** Begin **

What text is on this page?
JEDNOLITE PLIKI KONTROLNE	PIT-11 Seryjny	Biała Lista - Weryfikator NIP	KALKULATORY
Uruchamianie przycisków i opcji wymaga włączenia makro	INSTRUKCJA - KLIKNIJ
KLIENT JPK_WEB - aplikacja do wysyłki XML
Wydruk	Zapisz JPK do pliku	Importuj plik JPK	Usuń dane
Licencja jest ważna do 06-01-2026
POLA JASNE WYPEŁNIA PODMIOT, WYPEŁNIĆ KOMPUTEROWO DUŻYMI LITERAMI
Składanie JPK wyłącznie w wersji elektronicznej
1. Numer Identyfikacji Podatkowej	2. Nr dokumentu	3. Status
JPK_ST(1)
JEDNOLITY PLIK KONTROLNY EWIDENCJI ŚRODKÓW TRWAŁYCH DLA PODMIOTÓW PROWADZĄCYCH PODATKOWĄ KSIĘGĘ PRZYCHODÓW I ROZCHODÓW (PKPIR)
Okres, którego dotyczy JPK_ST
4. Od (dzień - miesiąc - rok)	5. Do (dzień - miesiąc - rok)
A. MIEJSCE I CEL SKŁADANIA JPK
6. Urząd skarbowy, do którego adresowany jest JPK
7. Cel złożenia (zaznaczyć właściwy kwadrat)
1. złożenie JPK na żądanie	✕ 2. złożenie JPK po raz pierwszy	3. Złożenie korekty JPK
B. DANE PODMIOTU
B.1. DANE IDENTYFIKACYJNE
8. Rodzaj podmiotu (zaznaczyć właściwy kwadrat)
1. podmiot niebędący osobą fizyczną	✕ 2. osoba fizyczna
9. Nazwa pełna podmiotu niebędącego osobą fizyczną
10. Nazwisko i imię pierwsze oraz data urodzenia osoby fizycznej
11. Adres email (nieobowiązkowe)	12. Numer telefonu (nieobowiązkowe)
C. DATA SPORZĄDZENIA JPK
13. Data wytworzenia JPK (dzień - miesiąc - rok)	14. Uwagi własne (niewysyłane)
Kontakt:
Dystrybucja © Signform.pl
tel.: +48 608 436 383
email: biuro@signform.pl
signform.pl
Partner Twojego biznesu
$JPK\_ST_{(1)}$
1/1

** End **

## Requirement
Using the listing, copy every line where the word "email" shows up.

## Task response
11. Adres email (nieobowiązkowe)	12. Numer telefonu (nieobowiązkowe)
email: biuro@signform.pl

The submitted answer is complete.